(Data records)
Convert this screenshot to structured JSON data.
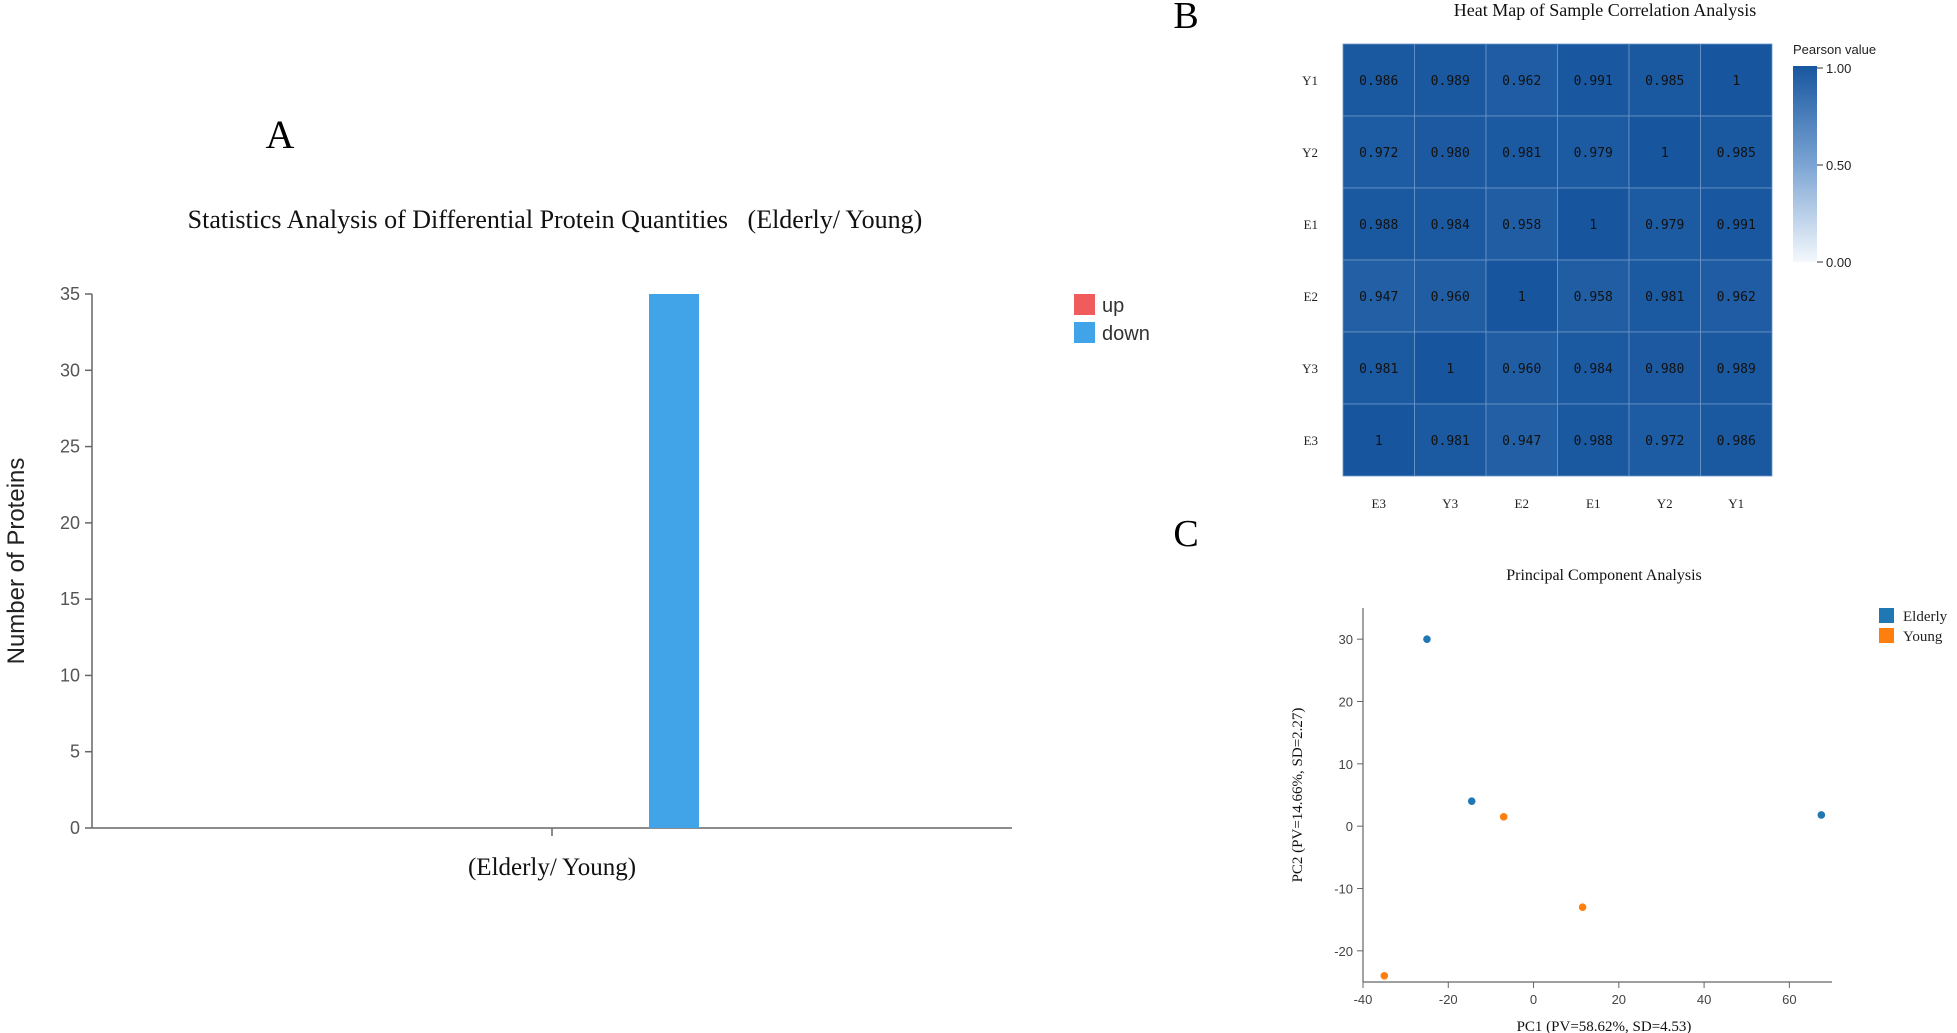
{
  "panels": {
    "a_letter": "A",
    "b_letter": "B",
    "c_letter": "C"
  },
  "chart_data": [
    {
      "id": "A",
      "type": "bar",
      "title": "Statistics Analysis of Differential Protein Quantities   (Elderly/ Young)",
      "categories": [
        "(Elderly/ Young)"
      ],
      "series": [
        {
          "name": "up",
          "values": [
            0
          ],
          "color": "#f05b5b"
        },
        {
          "name": "down",
          "values": [
            35
          ],
          "color": "#42a4e8"
        }
      ],
      "xlabel": "",
      "ylabel": "Number of Proteins",
      "ylim": [
        0,
        35
      ],
      "yticks": [
        0,
        5,
        10,
        15,
        20,
        25,
        30,
        35
      ],
      "legend_position": "top-right",
      "grid": false
    },
    {
      "id": "B",
      "type": "heatmap",
      "title": "Heat Map of Sample Correlation Analysis",
      "rows": [
        "Y1",
        "Y2",
        "E1",
        "E2",
        "Y3",
        "E3"
      ],
      "cols": [
        "E3",
        "Y3",
        "E2",
        "E1",
        "Y2",
        "Y1"
      ],
      "labels": [
        [
          "0.986",
          "0.989",
          "0.962",
          "0.991",
          "0.985",
          "1"
        ],
        [
          "0.972",
          "0.980",
          "0.981",
          "0.979",
          "1",
          "0.985"
        ],
        [
          "0.988",
          "0.984",
          "0.958",
          "1",
          "0.979",
          "0.991"
        ],
        [
          "0.947",
          "0.960",
          "1",
          "0.958",
          "0.981",
          "0.962"
        ],
        [
          "0.981",
          "1",
          "0.960",
          "0.984",
          "0.980",
          "0.989"
        ],
        [
          "1",
          "0.981",
          "0.947",
          "0.988",
          "0.972",
          "0.986"
        ]
      ],
      "colorbar": {
        "title": "Pearson value",
        "ticks": [
          "1.00",
          "0.50",
          "0.00"
        ],
        "range": [
          0,
          1
        ],
        "low_color": "#ffffff",
        "high_color": "#17569f"
      }
    },
    {
      "id": "C",
      "type": "scatter",
      "title": "Principal Component Analysis",
      "xlabel": "PC1 (PV=58.62%, SD=4.53)",
      "ylabel": "PC2 (PV=14.66%, SD=2.27)",
      "xlim": [
        -40,
        70
      ],
      "ylim": [
        -25,
        35
      ],
      "xticks": [
        -40,
        -20,
        0,
        20,
        40,
        60
      ],
      "yticks": [
        -20,
        -10,
        0,
        10,
        20,
        30
      ],
      "legend_position": "top-right",
      "series": [
        {
          "name": "Elderly",
          "color": "#1f77b4",
          "points": [
            [
              -25,
              30
            ],
            [
              -14.5,
              4
            ],
            [
              67.5,
              1.8
            ]
          ]
        },
        {
          "name": "Young",
          "color": "#ff7f0e",
          "points": [
            [
              -7,
              1.5
            ],
            [
              11.5,
              -13
            ],
            [
              -35,
              -24
            ]
          ]
        }
      ]
    }
  ]
}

> **Work required**: Write every entry out again exactly, dropping the pictures.

> **Answer**:
Convert this screenshot to structured JSON data.
{
  "panels": {
    "a_letter": "A",
    "b_letter": "B",
    "c_letter": "C"
  },
  "chart_data": [
    {
      "id": "A",
      "type": "bar",
      "title": "Statistics Analysis of Differential Protein Quantities   (Elderly/ Young)",
      "categories": [
        "(Elderly/ Young)"
      ],
      "series": [
        {
          "name": "up",
          "values": [
            0
          ],
          "color": "#f05b5b"
        },
        {
          "name": "down",
          "values": [
            35
          ],
          "color": "#42a4e8"
        }
      ],
      "xlabel": "",
      "ylabel": "Number of Proteins",
      "ylim": [
        0,
        35
      ],
      "yticks": [
        0,
        5,
        10,
        15,
        20,
        25,
        30,
        35
      ],
      "legend_position": "top-right",
      "grid": false
    },
    {
      "id": "B",
      "type": "heatmap",
      "title": "Heat Map of Sample Correlation Analysis",
      "rows": [
        "Y1",
        "Y2",
        "E1",
        "E2",
        "Y3",
        "E3"
      ],
      "cols": [
        "E3",
        "Y3",
        "E2",
        "E1",
        "Y2",
        "Y1"
      ],
      "labels": [
        [
          "0.986",
          "0.989",
          "0.962",
          "0.991",
          "0.985",
          "1"
        ],
        [
          "0.972",
          "0.980",
          "0.981",
          "0.979",
          "1",
          "0.985"
        ],
        [
          "0.988",
          "0.984",
          "0.958",
          "1",
          "0.979",
          "0.991"
        ],
        [
          "0.947",
          "0.960",
          "1",
          "0.958",
          "0.981",
          "0.962"
        ],
        [
          "0.981",
          "1",
          "0.960",
          "0.984",
          "0.980",
          "0.989"
        ],
        [
          "1",
          "0.981",
          "0.947",
          "0.988",
          "0.972",
          "0.986"
        ]
      ],
      "colorbar": {
        "title": "Pearson value",
        "ticks": [
          "1.00",
          "0.50",
          "0.00"
        ],
        "range": [
          0,
          1
        ],
        "low_color": "#ffffff",
        "high_color": "#17569f"
      }
    },
    {
      "id": "C",
      "type": "scatter",
      "title": "Principal Component Analysis",
      "xlabel": "PC1 (PV=58.62%, SD=4.53)",
      "ylabel": "PC2 (PV=14.66%, SD=2.27)",
      "xlim": [
        -40,
        70
      ],
      "ylim": [
        -25,
        35
      ],
      "xticks": [
        -40,
        -20,
        0,
        20,
        40,
        60
      ],
      "yticks": [
        -20,
        -10,
        0,
        10,
        20,
        30
      ],
      "legend_position": "top-right",
      "series": [
        {
          "name": "Elderly",
          "color": "#1f77b4",
          "points": [
            [
              -25,
              30
            ],
            [
              -14.5,
              4
            ],
            [
              67.5,
              1.8
            ]
          ]
        },
        {
          "name": "Young",
          "color": "#ff7f0e",
          "points": [
            [
              -7,
              1.5
            ],
            [
              11.5,
              -13
            ],
            [
              -35,
              -24
            ]
          ]
        }
      ]
    }
  ]
}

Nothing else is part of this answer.